==== Record list

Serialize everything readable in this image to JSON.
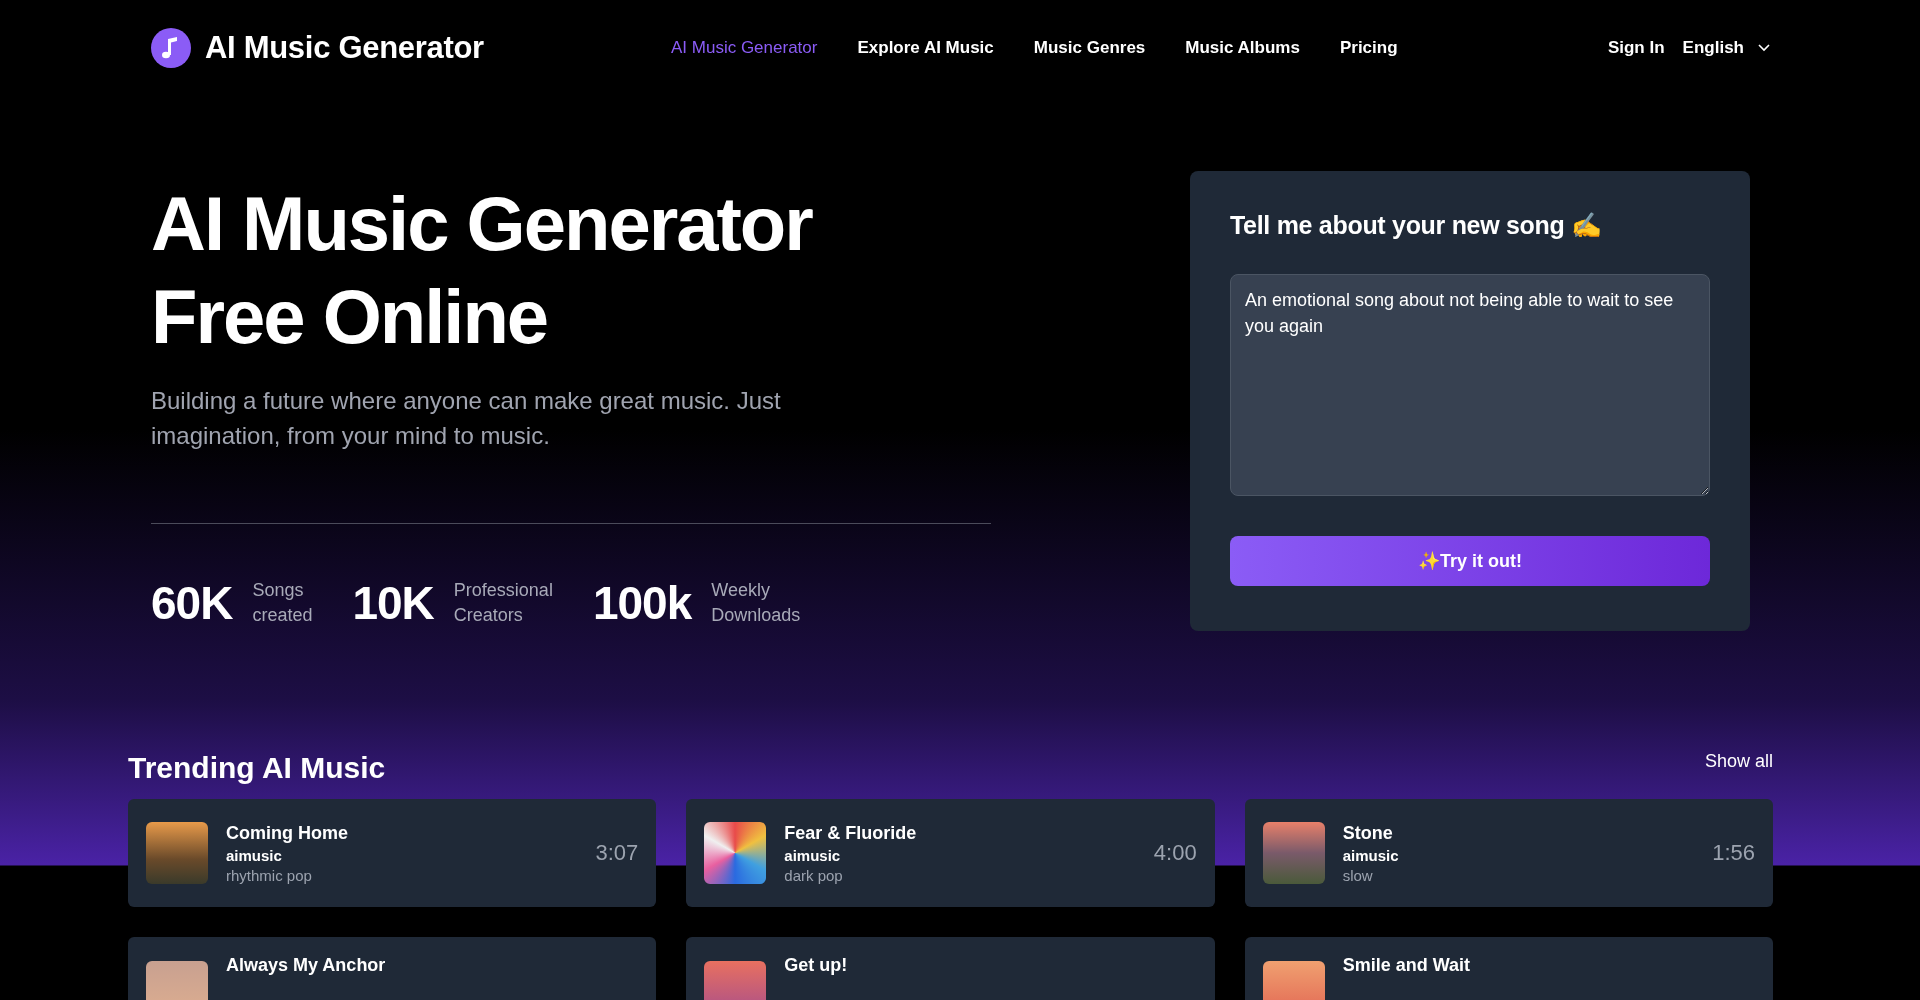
{
  "header": {
    "logo_text": "AI Music Generator",
    "nav": [
      {
        "label": "AI Music Generator",
        "selected": true
      },
      {
        "label": "Explore AI Music",
        "selected": false
      },
      {
        "label": "Music Genres",
        "selected": false
      },
      {
        "label": "Music Albums",
        "selected": false
      },
      {
        "label": "Pricing",
        "selected": false
      }
    ],
    "sign_in": "Sign In",
    "language": "English"
  },
  "hero": {
    "title_lines": [
      "AI Music Generator",
      "Free Online"
    ],
    "subtitle": "Building a future where anyone can make great music. Just imagination, from your mind to music.",
    "stats": [
      {
        "value": "60K",
        "label_lines": [
          "Songs",
          "created"
        ]
      },
      {
        "value": "10K",
        "label_lines": [
          "Professional",
          "Creators"
        ]
      },
      {
        "value": "100k",
        "label_lines": [
          "Weekly",
          "Downloads"
        ]
      }
    ]
  },
  "prompt_card": {
    "title": "Tell me about your new song ✍️",
    "value": "An emotional song about not being able to wait to see you again",
    "button": "✨Try it out!"
  },
  "trending": {
    "title": "Trending AI Music",
    "show_all": "Show all",
    "songs": [
      {
        "title": "Coming Home",
        "artist": "aimusic",
        "genre": "rhythmic pop",
        "duration": "3:07"
      },
      {
        "title": "Fear & Fluoride",
        "artist": "aimusic",
        "genre": "dark pop",
        "duration": "4:00"
      },
      {
        "title": "Stone",
        "artist": "aimusic",
        "genre": "slow",
        "duration": "1:56"
      },
      {
        "title": "Always My Anchor"
      },
      {
        "title": "Get up!"
      },
      {
        "title": "Smile and Wait"
      }
    ]
  }
}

========

*Set task*: Reproduce each entry verbatim, excluding any embedded images.

*The solution*:
Serialize everything readable in this image to JSON.
{
  "header": {
    "logo_text": "AI Music Generator",
    "nav": [
      {
        "label": "AI Music Generator",
        "selected": true
      },
      {
        "label": "Explore AI Music",
        "selected": false
      },
      {
        "label": "Music Genres",
        "selected": false
      },
      {
        "label": "Music Albums",
        "selected": false
      },
      {
        "label": "Pricing",
        "selected": false
      }
    ],
    "sign_in": "Sign In",
    "language": "English"
  },
  "hero": {
    "title_lines": [
      "AI Music Generator",
      "Free Online"
    ],
    "subtitle": "Building a future where anyone can make great music. Just imagination, from your mind to music.",
    "stats": [
      {
        "value": "60K",
        "label_lines": [
          "Songs",
          "created"
        ]
      },
      {
        "value": "10K",
        "label_lines": [
          "Professional",
          "Creators"
        ]
      },
      {
        "value": "100k",
        "label_lines": [
          "Weekly",
          "Downloads"
        ]
      }
    ]
  },
  "prompt_card": {
    "title": "Tell me about your new song ✍️",
    "value": "An emotional song about not being able to wait to see you again",
    "button": "✨Try it out!"
  },
  "trending": {
    "title": "Trending AI Music",
    "show_all": "Show all",
    "songs": [
      {
        "title": "Coming Home",
        "artist": "aimusic",
        "genre": "rhythmic pop",
        "duration": "3:07"
      },
      {
        "title": "Fear & Fluoride",
        "artist": "aimusic",
        "genre": "dark pop",
        "duration": "4:00"
      },
      {
        "title": "Stone",
        "artist": "aimusic",
        "genre": "slow",
        "duration": "1:56"
      },
      {
        "title": "Always My Anchor"
      },
      {
        "title": "Get up!"
      },
      {
        "title": "Smile and Wait"
      }
    ]
  }
}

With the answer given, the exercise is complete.